### Written instruction
Copy out the listing that follows, exactly, without its pictures.
--- start Data shown ---
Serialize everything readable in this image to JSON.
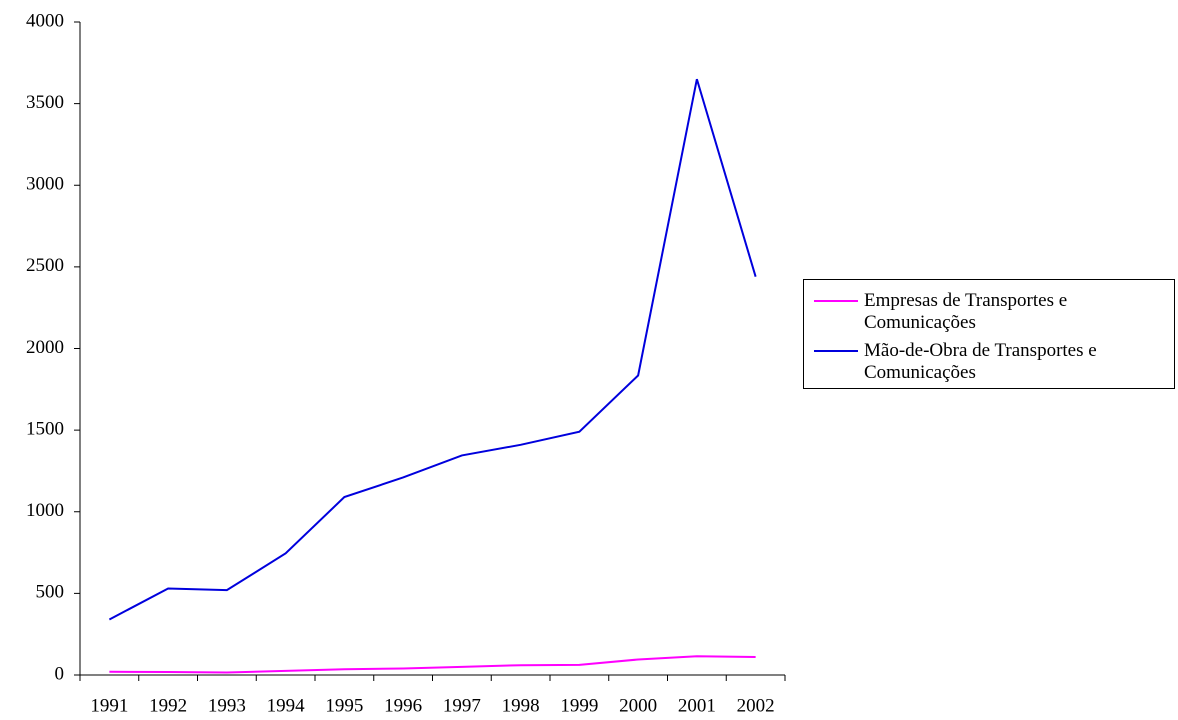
{
  "chart_data": {
    "type": "line",
    "categories": [
      "1991",
      "1992",
      "1993",
      "1994",
      "1995",
      "1996",
      "1997",
      "1998",
      "1999",
      "2000",
      "2001",
      "2002"
    ],
    "series": [
      {
        "name": "Empresas de Transportes e Comunicações",
        "color": "#ff00ff",
        "values": [
          20,
          18,
          15,
          25,
          35,
          40,
          50,
          60,
          62,
          95,
          115,
          110
        ]
      },
      {
        "name": "Mão-de-Obra de Transportes e Comunicações",
        "color": "#0000dd",
        "values": [
          340,
          530,
          520,
          745,
          1090,
          1210,
          1345,
          1410,
          1490,
          1835,
          3650,
          2440
        ]
      }
    ],
    "ylim": [
      0,
      4000
    ],
    "yticks": [
      0,
      500,
      1000,
      1500,
      2000,
      2500,
      3000,
      3500,
      4000
    ],
    "legend": "right"
  }
}
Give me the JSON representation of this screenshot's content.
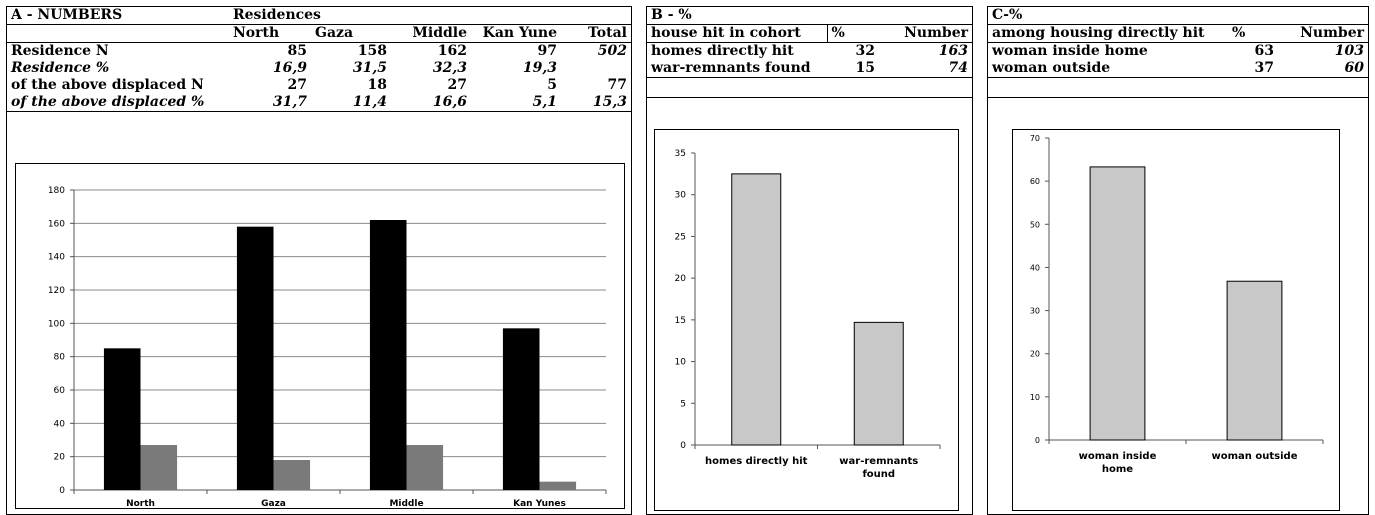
{
  "panel_a": {
    "title": "A - NUMBERS",
    "group_header": "Residences",
    "col_headers": [
      "North",
      "Gaza",
      "Middle",
      "Kan Yune",
      "Total"
    ],
    "rows": [
      {
        "label": "Residence N",
        "values": [
          "85",
          "158",
          "162",
          "97",
          "502"
        ]
      },
      {
        "label": "Residence %",
        "values": [
          "16,9",
          "31,5",
          "32,3",
          "19,3",
          ""
        ]
      },
      {
        "label": "of the above displaced N",
        "values": [
          "27",
          "18",
          "27",
          "5",
          "77"
        ]
      },
      {
        "label": "of the above displaced %",
        "values": [
          "31,7",
          "11,4",
          "16,6",
          "5,1",
          "15,3"
        ]
      }
    ]
  },
  "panel_b": {
    "title": "B - %",
    "col_headers": [
      "house hit in cohort",
      "%",
      "Number"
    ],
    "rows": [
      {
        "label": "homes directly hit",
        "pct": "32",
        "number": "163"
      },
      {
        "label": "war-remnants found",
        "pct": "15",
        "number": "74"
      }
    ]
  },
  "panel_c": {
    "title": "C-%",
    "col_headers": [
      "among housing directly hit",
      "%",
      "Number"
    ],
    "rows": [
      {
        "label": "woman inside home",
        "pct": "63",
        "number": "103"
      },
      {
        "label": "woman outside",
        "pct": "37",
        "number": "60"
      }
    ]
  },
  "chart_data": [
    {
      "type": "bar",
      "categories": [
        "North",
        "Gaza",
        "Middle",
        "Kan Yunes"
      ],
      "series": [
        {
          "values": [
            85,
            158,
            162,
            97
          ],
          "color": "#000000"
        },
        {
          "values": [
            27,
            18,
            27,
            5
          ],
          "color": "#7a7a7a"
        }
      ],
      "ylim": [
        0,
        180
      ],
      "yticks": [
        0,
        20,
        40,
        60,
        80,
        100,
        120,
        140,
        160,
        180
      ],
      "grid": true
    },
    {
      "type": "bar",
      "categories": [
        "homes directly hit",
        "war-remnants found"
      ],
      "series": [
        {
          "values": [
            32.5,
            14.7
          ],
          "color": "#c8c8c8"
        }
      ],
      "ylim": [
        0,
        35
      ],
      "yticks": [
        0,
        5,
        10,
        15,
        20,
        25,
        30,
        35
      ],
      "grid": false
    },
    {
      "type": "bar",
      "categories": [
        "woman inside home",
        "woman outside"
      ],
      "series": [
        {
          "values": [
            63.3,
            36.8
          ],
          "color": "#c8c8c8"
        }
      ],
      "ylim": [
        0,
        70
      ],
      "yticks": [
        0,
        10,
        20,
        30,
        40,
        50,
        60,
        70
      ],
      "grid": false
    }
  ]
}
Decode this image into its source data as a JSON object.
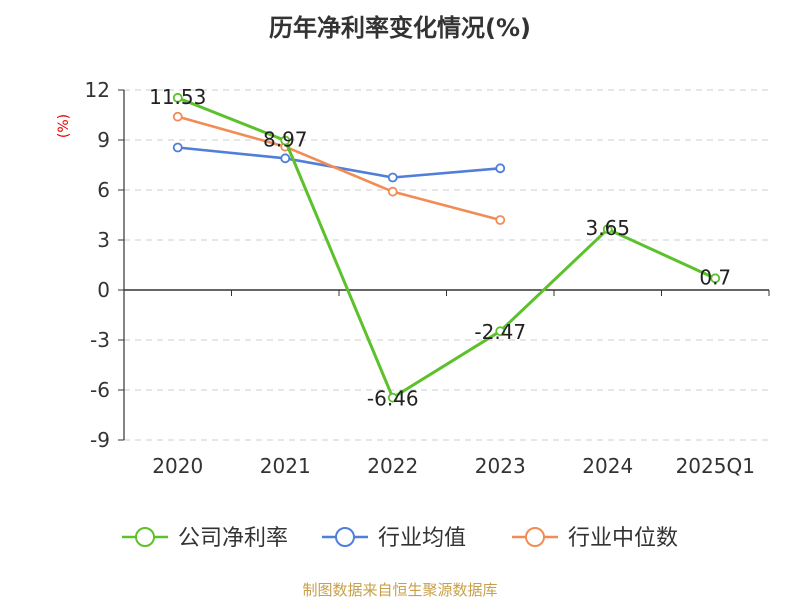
{
  "chart_data": {
    "type": "line",
    "title": "历年净利率变化情况(%)",
    "ylabel": "(%)",
    "xlabel": "",
    "categories": [
      "2020",
      "2021",
      "2022",
      "2023",
      "2024",
      "2025Q1"
    ],
    "ylim": [
      -9,
      12
    ],
    "yticks": [
      12,
      9,
      6,
      3,
      0,
      -3,
      -6,
      -9
    ],
    "grid": true,
    "legend_position": "bottom",
    "series": [
      {
        "name": "公司净利率",
        "color": "#5cc12b",
        "values": [
          11.53,
          8.97,
          -6.46,
          -2.47,
          3.65,
          0.7
        ],
        "labels": [
          "11.53",
          "8.97",
          "-6.46",
          "-2.47",
          "3.65",
          "0.7"
        ]
      },
      {
        "name": "行业均值",
        "color": "#4f7fd8",
        "values": [
          8.55,
          7.9,
          6.75,
          7.3,
          null,
          null
        ]
      },
      {
        "name": "行业中位数",
        "color": "#f28c55",
        "values": [
          10.4,
          8.6,
          5.9,
          4.2,
          null,
          null
        ]
      }
    ]
  },
  "source": "制图数据来自恒生聚源数据库"
}
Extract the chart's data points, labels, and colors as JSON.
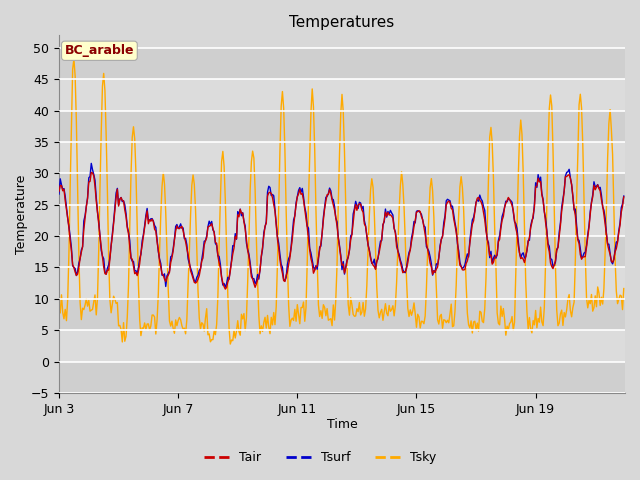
{
  "title": "Temperatures",
  "xlabel": "Time",
  "ylabel": "Temperature",
  "ylim": [
    -5,
    52
  ],
  "yticks": [
    -5,
    0,
    5,
    10,
    15,
    20,
    25,
    30,
    35,
    40,
    45,
    50
  ],
  "line_colors": {
    "Tair": "#cc0000",
    "Tsurf": "#0000cc",
    "Tsky": "#ffaa00"
  },
  "line_widths": {
    "Tair": 1.0,
    "Tsurf": 1.0,
    "Tsky": 1.0
  },
  "legend_label": "BC_arable",
  "legend_box_facecolor": "#ffffcc",
  "legend_box_edgecolor": "#aaaaaa",
  "legend_text_color": "#8b0000",
  "fig_facecolor": "#d8d8d8",
  "ax_facecolor": "#d8d8d8",
  "xtick_labels": [
    "Jun 3",
    "Jun 7",
    "Jun 11",
    "Jun 15",
    "Jun 19"
  ],
  "xtick_positions": [
    0,
    4,
    8,
    12,
    16
  ],
  "n_days": 19,
  "seed": 17
}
--- end Data shown ---
### Task response
Serialize everything readable in this image to JSON.
{
  "chart_data": {
    "type": "line",
    "categories": [
      "1991",
      "1992",
      "1993",
      "1994",
      "1995",
      "1996",
      "1997",
      "1998",
      "1999",
      "2000",
      "2001",
      "2002"
    ],
    "series": [
      {
        "name": "Empresas de Transportes e Comunicações",
        "color": "#ff00ff",
        "values": [
          20,
          18,
          15,
          25,
          35,
          40,
          50,
          60,
          62,
          95,
          115,
          110
        ]
      },
      {
        "name": "Mão-de-Obra de Transportes e Comunicações",
        "color": "#0000dd",
        "values": [
          340,
          530,
          520,
          745,
          1090,
          1210,
          1345,
          1410,
          1490,
          1835,
          3650,
          2440
        ]
      }
    ],
    "ylim": [
      0,
      4000
    ],
    "yticks": [
      0,
      500,
      1000,
      1500,
      2000,
      2500,
      3000,
      3500,
      4000
    ],
    "legend": "right"
  }
}
Give me the JSON representation of this screenshot's content.
{
  "panel_a": {
    "title": "A - NUMBERS",
    "group_header": "Residences",
    "col_headers": [
      "North",
      "Gaza",
      "Middle",
      "Kan Yune",
      "Total"
    ],
    "rows": [
      {
        "label": "Residence N",
        "values": [
          "85",
          "158",
          "162",
          "97",
          "502"
        ]
      },
      {
        "label": "Residence %",
        "values": [
          "16,9",
          "31,5",
          "32,3",
          "19,3",
          ""
        ]
      },
      {
        "label": "of the above displaced N",
        "values": [
          "27",
          "18",
          "27",
          "5",
          "77"
        ]
      },
      {
        "label": "of the above displaced %",
        "values": [
          "31,7",
          "11,4",
          "16,6",
          "5,1",
          "15,3"
        ]
      }
    ]
  },
  "panel_b": {
    "title": "B - %",
    "col_headers": [
      "house hit in cohort",
      "%",
      "Number"
    ],
    "rows": [
      {
        "label": "homes directly hit",
        "pct": "32",
        "number": "163"
      },
      {
        "label": "war-remnants found",
        "pct": "15",
        "number": "74"
      }
    ]
  },
  "panel_c": {
    "title": "C-%",
    "col_headers": [
      "among housing directly hit",
      "%",
      "Number"
    ],
    "rows": [
      {
        "label": "woman inside home",
        "pct": "63",
        "number": "103"
      },
      {
        "label": "woman outside",
        "pct": "37",
        "number": "60"
      }
    ]
  },
  "chart_data": [
    {
      "type": "bar",
      "categories": [
        "North",
        "Gaza",
        "Middle",
        "Kan Yunes"
      ],
      "series": [
        {
          "values": [
            85,
            158,
            162,
            97
          ],
          "color": "#000000"
        },
        {
          "values": [
            27,
            18,
            27,
            5
          ],
          "color": "#7a7a7a"
        }
      ],
      "ylim": [
        0,
        180
      ],
      "yticks": [
        0,
        20,
        40,
        60,
        80,
        100,
        120,
        140,
        160,
        180
      ],
      "grid": true
    },
    {
      "type": "bar",
      "categories": [
        "homes directly hit",
        "war-remnants found"
      ],
      "series": [
        {
          "values": [
            32.5,
            14.7
          ],
          "color": "#c8c8c8"
        }
      ],
      "ylim": [
        0,
        35
      ],
      "yticks": [
        0,
        5,
        10,
        15,
        20,
        25,
        30,
        35
      ],
      "grid": false
    },
    {
      "type": "bar",
      "categories": [
        "woman inside home",
        "woman outside"
      ],
      "series": [
        {
          "values": [
            63.3,
            36.8
          ],
          "color": "#c8c8c8"
        }
      ],
      "ylim": [
        0,
        70
      ],
      "yticks": [
        0,
        10,
        20,
        30,
        40,
        50,
        60,
        70
      ],
      "grid": false
    }
  ]
}
Decode this image into its source data as a JSON object.
{
  "chart_data": {
    "type": "line",
    "title": "历年净利率变化情况(%)",
    "ylabel": "(%)",
    "xlabel": "",
    "categories": [
      "2020",
      "2021",
      "2022",
      "2023",
      "2024",
      "2025Q1"
    ],
    "ylim": [
      -9,
      12
    ],
    "yticks": [
      12,
      9,
      6,
      3,
      0,
      -3,
      -6,
      -9
    ],
    "grid": true,
    "legend_position": "bottom",
    "series": [
      {
        "name": "公司净利率",
        "color": "#5cc12b",
        "values": [
          11.53,
          8.97,
          -6.46,
          -2.47,
          3.65,
          0.7
        ],
        "labels": [
          "11.53",
          "8.97",
          "-6.46",
          "-2.47",
          "3.65",
          "0.7"
        ]
      },
      {
        "name": "行业均值",
        "color": "#4f7fd8",
        "values": [
          8.55,
          7.9,
          6.75,
          7.3,
          null,
          null
        ]
      },
      {
        "name": "行业中位数",
        "color": "#f28c55",
        "values": [
          10.4,
          8.6,
          5.9,
          4.2,
          null,
          null
        ]
      }
    ]
  },
  "source": "制图数据来自恒生聚源数据库"
}
Extract the chart's data points, labels, and colors as JSON.
{
  "title": "Temperatures",
  "xlabel": "Time",
  "ylabel": "Temperature",
  "ylim": [
    -5,
    52
  ],
  "yticks": [
    -5,
    0,
    5,
    10,
    15,
    20,
    25,
    30,
    35,
    40,
    45,
    50
  ],
  "line_colors": {
    "Tair": "#cc0000",
    "Tsurf": "#0000cc",
    "Tsky": "#ffaa00"
  },
  "line_widths": {
    "Tair": 1.0,
    "Tsurf": 1.0,
    "Tsky": 1.0
  },
  "legend_label": "BC_arable",
  "legend_box_facecolor": "#ffffcc",
  "legend_box_edgecolor": "#aaaaaa",
  "legend_text_color": "#8b0000",
  "fig_facecolor": "#d8d8d8",
  "ax_facecolor": "#d8d8d8",
  "xtick_labels": [
    "Jun 3",
    "Jun 7",
    "Jun 11",
    "Jun 15",
    "Jun 19"
  ],
  "xtick_positions": [
    0,
    4,
    8,
    12,
    16
  ],
  "n_days": 19,
  "seed": 17
}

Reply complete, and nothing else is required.